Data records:
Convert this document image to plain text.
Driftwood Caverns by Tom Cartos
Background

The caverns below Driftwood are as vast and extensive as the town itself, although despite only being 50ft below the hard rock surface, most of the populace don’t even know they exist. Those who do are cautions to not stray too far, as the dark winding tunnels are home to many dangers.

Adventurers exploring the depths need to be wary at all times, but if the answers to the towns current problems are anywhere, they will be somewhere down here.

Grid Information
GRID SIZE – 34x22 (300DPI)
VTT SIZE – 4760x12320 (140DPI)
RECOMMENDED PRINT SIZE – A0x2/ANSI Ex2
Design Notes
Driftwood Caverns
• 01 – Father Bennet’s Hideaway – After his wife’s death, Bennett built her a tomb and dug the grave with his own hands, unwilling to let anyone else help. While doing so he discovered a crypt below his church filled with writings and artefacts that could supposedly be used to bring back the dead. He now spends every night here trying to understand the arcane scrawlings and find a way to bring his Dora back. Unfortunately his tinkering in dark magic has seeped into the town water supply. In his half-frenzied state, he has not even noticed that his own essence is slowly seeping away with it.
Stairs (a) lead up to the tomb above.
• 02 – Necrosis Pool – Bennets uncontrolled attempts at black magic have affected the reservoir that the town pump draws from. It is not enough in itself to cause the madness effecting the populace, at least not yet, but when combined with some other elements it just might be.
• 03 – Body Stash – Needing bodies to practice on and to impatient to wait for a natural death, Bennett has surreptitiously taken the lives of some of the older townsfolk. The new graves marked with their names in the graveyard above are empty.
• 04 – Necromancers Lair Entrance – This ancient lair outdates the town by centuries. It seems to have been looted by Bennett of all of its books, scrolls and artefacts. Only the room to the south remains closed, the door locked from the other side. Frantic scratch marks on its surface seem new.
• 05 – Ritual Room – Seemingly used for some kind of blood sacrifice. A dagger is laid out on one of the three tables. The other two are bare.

[Given exercise]: Show the lines of the records that include the string "above".

[Expected output]:
Stairs (a) lead up to the tomb above.
• 03 – Body Stash – Needing bodies to practice on and to impatient to wait for a natural death, Bennett has surreptitiously taken the lives of some of the older townsfolk. The new graves marked with their names in the graveyard above are empty.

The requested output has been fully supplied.